#### [WHAT IS NEEDED]
Collect from the data below each line with "hạch".

#### [Items from a dataset]
▬▬▬▬▬▬
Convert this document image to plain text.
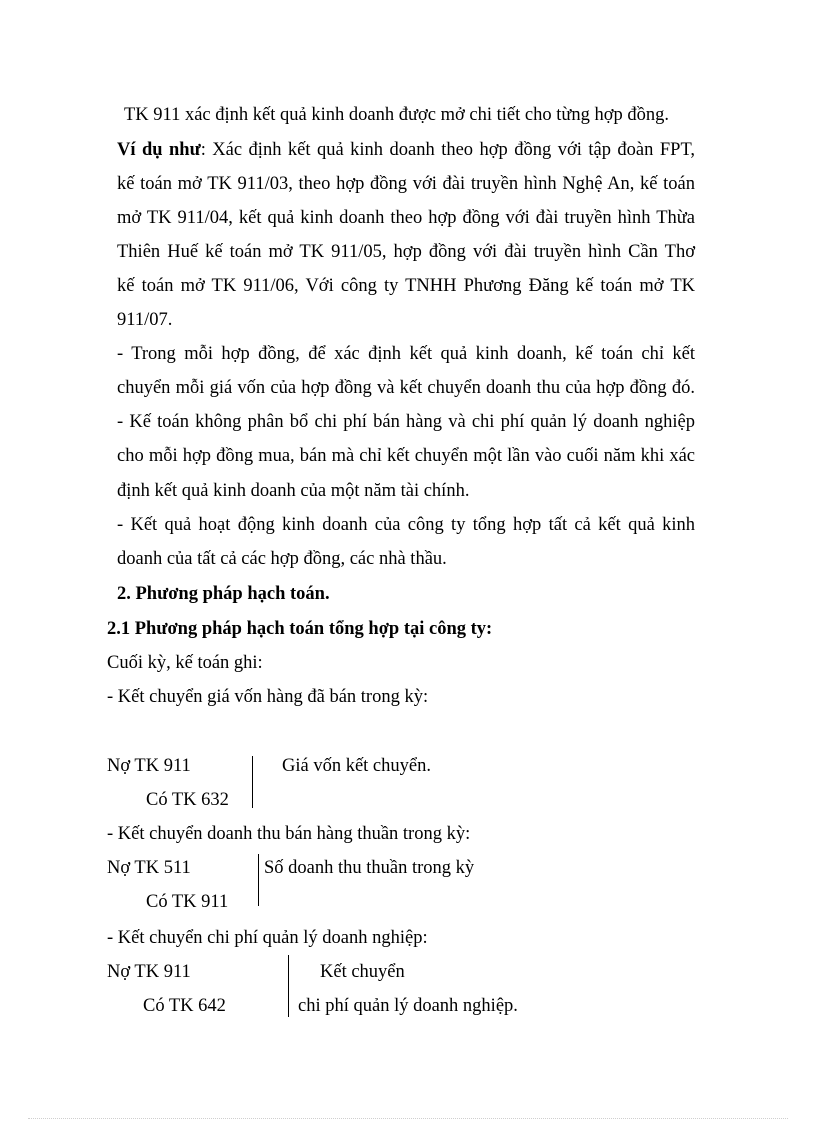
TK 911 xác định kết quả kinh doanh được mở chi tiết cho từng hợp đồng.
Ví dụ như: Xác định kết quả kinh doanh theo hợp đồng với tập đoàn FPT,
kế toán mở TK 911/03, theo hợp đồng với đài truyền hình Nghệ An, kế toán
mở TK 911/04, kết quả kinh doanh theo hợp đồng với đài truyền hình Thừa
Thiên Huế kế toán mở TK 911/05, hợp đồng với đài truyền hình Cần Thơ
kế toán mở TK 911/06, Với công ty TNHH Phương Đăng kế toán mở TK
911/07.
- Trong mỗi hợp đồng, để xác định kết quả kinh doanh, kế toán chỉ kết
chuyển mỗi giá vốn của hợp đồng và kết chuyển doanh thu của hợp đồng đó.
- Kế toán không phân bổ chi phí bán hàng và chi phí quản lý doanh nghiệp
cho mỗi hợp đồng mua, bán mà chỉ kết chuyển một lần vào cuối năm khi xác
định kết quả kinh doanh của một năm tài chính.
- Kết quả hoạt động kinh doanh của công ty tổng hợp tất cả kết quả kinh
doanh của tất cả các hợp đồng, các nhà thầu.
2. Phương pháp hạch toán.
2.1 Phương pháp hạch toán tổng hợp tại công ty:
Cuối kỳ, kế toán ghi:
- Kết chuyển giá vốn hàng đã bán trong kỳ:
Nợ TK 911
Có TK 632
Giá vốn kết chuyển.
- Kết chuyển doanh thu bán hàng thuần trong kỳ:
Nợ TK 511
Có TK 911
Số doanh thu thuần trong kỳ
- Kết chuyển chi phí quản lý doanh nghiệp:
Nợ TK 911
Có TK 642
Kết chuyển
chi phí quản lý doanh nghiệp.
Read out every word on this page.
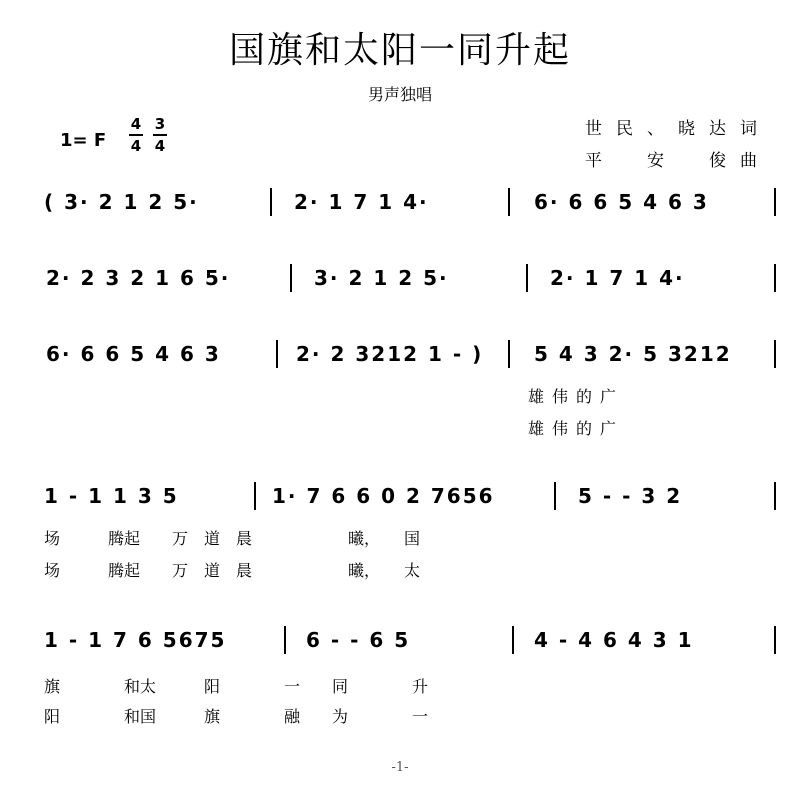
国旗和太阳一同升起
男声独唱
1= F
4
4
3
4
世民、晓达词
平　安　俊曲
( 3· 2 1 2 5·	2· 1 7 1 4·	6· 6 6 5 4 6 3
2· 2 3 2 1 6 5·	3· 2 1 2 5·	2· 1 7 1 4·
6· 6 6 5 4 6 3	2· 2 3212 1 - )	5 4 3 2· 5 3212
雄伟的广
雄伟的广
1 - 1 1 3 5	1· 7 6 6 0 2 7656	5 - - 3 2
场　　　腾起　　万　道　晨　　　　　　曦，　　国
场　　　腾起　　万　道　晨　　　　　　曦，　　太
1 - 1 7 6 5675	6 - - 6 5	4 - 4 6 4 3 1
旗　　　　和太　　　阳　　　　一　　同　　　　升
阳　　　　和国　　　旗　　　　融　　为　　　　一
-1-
▬▬▬▬▬▬
#### [SOLUTION TO THE EXERCISE]
2. Phương pháp hạch toán.
2.1 Phương pháp hạch toán tổng hợp tại công ty:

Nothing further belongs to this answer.